*Stated exercise*: Reproduce the listing below without any change.

Start of Excerpted data

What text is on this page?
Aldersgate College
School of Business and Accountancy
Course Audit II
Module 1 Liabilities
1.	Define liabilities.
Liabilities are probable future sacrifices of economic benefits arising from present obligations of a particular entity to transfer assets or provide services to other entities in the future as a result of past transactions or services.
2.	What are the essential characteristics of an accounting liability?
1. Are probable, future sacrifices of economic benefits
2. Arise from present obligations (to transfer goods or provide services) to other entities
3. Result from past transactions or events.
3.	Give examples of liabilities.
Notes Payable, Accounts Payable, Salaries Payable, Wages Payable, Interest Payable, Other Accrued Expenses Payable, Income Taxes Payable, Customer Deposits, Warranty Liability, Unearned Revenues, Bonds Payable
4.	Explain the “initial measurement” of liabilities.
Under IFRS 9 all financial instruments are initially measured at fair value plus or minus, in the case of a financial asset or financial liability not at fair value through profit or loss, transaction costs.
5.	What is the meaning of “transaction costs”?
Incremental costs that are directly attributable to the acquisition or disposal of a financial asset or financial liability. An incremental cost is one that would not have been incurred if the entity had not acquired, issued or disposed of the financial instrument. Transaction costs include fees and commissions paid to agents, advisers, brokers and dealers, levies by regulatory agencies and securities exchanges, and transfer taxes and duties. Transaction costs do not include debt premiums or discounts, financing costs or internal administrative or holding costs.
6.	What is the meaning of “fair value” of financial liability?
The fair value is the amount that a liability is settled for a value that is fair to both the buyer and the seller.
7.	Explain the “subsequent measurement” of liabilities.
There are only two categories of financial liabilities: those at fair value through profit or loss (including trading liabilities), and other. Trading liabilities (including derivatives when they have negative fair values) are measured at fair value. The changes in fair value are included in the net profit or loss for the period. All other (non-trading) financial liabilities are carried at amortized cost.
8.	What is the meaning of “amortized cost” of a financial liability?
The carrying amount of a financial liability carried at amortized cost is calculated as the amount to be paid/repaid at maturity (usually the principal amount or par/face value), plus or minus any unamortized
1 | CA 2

End of Excerpted data

*Output for this exercise*:
What text is on this page?
Aldersgate College
School of Business and Accountancy
Course Audit II
Module 1 Liabilities
1.	Define liabilities.
Liabilities are probable future sacrifices of economic benefits arising from present obligations of a particular entity to transfer assets or provide services to other entities in the future as a result of past transactions or services.
2.	What are the essential characteristics of an accounting liability?
1. Are probable, future sacrifices of economic benefits
2. Arise from present obligations (to transfer goods or provide services) to other entities
3. Result from past transactions or events.
3.	Give examples of liabilities.
Notes Payable, Accounts Payable, Salaries Payable, Wages Payable, Interest Payable, Other Accrued Expenses Payable, Income Taxes Payable, Customer Deposits, Warranty Liability, Unearned Revenues, Bonds Payable
4.	Explain the “initial measurement” of liabilities.
Under IFRS 9 all financial instruments are initially measured at fair value plus or minus, in the case of a financial asset or financial liability not at fair value through profit or loss, transaction costs.
5.	What is the meaning of “transaction costs”?
Incremental costs that are directly attributable to the acquisition or disposal of a financial asset or financial liability. An incremental cost is one that would not have been incurred if the entity had not acquired, issued or disposed of the financial instrument. Transaction costs include fees and commissions paid to agents, advisers, brokers and dealers, levies by regulatory agencies and securities exchanges, and transfer taxes and duties. Transaction costs do not include debt premiums or discounts, financing costs or internal administrative or holding costs.
6.	What is the meaning of “fair value” of financial liability?
The fair value is the amount that a liability is settled for a value that is fair to both the buyer and the seller.
7.	Explain the “subsequent measurement” of liabilities.
There are only two categories of financial liabilities: those at fair value through profit or loss (including trading liabilities), and other. Trading liabilities (including derivatives when they have negative fair values) are measured at fair value. The changes in fair value are included in the net profit or loss for the period. All other (non-trading) financial liabilities are carried at amortized cost.
8.	What is the meaning of “amortized cost” of a financial liability?
The carrying amount of a financial liability carried at amortized cost is calculated as the amount to be paid/repaid at maturity (usually the principal amount or par/face value), plus or minus any unamortized
1 | CA 2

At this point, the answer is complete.